### Aim of the task
Check every line below for the word "image" and copy the ones that have it.

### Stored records

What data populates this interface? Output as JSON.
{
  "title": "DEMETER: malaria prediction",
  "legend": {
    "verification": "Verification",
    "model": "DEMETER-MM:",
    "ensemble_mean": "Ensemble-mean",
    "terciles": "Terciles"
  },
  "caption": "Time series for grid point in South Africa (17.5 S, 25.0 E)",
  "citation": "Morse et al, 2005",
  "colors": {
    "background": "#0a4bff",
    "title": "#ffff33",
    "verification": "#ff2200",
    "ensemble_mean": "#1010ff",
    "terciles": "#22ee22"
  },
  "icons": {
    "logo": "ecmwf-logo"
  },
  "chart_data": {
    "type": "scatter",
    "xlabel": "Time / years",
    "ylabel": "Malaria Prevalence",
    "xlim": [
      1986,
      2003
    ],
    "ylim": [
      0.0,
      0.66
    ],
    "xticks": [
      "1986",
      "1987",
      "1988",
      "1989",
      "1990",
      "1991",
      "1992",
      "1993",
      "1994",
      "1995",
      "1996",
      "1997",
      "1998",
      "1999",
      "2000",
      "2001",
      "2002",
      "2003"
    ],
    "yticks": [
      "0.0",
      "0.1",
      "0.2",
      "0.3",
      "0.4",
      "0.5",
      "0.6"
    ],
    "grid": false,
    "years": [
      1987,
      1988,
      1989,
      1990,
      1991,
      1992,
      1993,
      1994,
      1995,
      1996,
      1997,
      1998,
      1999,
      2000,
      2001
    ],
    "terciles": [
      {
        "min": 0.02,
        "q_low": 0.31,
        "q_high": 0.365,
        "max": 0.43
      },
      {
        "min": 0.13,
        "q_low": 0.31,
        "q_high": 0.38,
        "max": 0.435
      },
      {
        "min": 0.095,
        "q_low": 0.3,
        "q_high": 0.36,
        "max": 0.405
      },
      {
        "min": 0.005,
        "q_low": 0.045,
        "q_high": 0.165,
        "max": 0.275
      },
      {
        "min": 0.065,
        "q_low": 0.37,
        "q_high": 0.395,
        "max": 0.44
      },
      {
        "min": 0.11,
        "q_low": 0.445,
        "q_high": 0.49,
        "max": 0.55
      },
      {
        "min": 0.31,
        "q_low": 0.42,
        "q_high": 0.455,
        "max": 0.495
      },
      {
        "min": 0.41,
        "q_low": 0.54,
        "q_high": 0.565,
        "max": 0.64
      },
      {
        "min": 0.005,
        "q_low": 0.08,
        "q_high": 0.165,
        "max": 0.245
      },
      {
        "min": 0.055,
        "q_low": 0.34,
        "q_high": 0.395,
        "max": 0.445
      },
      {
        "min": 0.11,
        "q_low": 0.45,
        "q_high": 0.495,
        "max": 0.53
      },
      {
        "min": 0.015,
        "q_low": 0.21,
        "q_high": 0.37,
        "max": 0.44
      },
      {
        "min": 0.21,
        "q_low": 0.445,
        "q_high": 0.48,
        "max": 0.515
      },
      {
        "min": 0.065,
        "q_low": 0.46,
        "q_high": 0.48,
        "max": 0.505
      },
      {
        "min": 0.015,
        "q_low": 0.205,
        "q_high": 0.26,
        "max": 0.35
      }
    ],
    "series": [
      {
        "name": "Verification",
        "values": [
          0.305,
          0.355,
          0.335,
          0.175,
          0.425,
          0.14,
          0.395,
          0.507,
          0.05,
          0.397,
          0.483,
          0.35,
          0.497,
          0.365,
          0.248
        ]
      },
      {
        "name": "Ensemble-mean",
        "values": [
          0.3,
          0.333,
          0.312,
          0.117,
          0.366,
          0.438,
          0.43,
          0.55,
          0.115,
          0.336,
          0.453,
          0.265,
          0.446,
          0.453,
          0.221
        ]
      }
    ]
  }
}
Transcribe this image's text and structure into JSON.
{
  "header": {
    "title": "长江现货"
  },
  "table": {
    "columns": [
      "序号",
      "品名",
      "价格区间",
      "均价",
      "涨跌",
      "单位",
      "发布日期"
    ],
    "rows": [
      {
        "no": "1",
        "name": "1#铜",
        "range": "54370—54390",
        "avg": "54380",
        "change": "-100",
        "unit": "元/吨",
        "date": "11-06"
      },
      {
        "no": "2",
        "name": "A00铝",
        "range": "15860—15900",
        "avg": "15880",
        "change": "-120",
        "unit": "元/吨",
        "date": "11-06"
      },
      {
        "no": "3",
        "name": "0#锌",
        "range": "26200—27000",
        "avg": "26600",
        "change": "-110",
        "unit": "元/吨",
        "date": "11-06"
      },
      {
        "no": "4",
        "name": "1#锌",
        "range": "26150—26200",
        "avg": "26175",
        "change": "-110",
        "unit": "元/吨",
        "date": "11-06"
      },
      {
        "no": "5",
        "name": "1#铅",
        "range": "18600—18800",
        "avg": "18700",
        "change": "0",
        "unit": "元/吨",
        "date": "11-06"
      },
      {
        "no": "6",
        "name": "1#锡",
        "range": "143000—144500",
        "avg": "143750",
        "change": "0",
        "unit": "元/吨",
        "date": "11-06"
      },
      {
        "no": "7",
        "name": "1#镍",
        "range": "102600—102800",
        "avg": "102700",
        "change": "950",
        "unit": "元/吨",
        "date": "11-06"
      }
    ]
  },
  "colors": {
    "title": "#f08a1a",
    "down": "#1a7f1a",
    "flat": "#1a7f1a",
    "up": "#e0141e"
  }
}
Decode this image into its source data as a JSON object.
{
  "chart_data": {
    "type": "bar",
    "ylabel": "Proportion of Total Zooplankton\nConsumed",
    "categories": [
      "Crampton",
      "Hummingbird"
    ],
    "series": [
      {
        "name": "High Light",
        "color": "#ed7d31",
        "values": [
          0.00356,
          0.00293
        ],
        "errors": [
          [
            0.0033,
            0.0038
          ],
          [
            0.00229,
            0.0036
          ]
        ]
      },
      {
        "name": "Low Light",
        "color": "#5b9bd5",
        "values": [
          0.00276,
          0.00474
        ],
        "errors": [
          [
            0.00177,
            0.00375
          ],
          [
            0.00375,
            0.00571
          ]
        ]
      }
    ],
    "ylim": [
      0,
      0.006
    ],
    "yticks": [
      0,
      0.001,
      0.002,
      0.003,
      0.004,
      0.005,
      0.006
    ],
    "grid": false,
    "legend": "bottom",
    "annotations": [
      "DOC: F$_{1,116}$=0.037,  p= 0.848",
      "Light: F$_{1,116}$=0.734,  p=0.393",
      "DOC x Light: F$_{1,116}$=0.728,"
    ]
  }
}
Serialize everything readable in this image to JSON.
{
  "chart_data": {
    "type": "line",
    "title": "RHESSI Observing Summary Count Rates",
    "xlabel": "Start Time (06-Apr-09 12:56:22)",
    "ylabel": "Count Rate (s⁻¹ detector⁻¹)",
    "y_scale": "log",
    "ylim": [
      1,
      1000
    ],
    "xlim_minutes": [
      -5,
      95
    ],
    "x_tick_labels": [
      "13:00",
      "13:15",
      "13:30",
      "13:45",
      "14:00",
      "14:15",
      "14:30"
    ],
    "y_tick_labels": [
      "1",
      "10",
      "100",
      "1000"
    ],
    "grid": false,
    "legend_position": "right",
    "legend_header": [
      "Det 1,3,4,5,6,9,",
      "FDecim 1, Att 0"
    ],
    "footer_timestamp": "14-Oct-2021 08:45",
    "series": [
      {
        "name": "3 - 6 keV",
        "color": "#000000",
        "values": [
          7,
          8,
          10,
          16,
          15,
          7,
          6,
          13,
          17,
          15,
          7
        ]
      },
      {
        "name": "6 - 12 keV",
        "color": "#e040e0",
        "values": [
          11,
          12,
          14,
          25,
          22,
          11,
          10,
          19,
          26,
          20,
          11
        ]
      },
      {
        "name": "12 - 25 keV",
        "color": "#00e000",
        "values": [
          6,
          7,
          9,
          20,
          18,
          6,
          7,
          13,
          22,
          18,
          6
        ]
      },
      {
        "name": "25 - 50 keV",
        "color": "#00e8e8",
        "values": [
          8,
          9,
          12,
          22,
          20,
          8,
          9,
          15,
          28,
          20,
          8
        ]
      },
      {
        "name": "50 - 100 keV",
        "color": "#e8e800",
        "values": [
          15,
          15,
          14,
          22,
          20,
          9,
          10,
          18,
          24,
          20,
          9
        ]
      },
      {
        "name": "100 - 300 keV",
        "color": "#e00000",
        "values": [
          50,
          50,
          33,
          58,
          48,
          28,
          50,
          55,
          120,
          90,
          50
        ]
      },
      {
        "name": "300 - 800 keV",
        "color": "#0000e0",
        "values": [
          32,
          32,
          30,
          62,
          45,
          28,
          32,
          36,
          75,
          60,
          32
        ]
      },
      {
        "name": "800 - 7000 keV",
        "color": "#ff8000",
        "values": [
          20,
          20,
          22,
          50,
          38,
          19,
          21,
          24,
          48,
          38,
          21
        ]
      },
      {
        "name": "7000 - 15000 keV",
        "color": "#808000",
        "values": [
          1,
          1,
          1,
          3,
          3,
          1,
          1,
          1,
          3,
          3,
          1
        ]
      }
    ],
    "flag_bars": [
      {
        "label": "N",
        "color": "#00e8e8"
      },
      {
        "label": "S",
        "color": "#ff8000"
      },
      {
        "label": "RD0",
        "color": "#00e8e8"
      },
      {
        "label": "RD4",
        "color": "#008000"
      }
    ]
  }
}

### Written solution
Transcribe this image's text and structure into JSON.
Decode this image into its source data as a JSON object.
Serialize everything readable in this image to JSON.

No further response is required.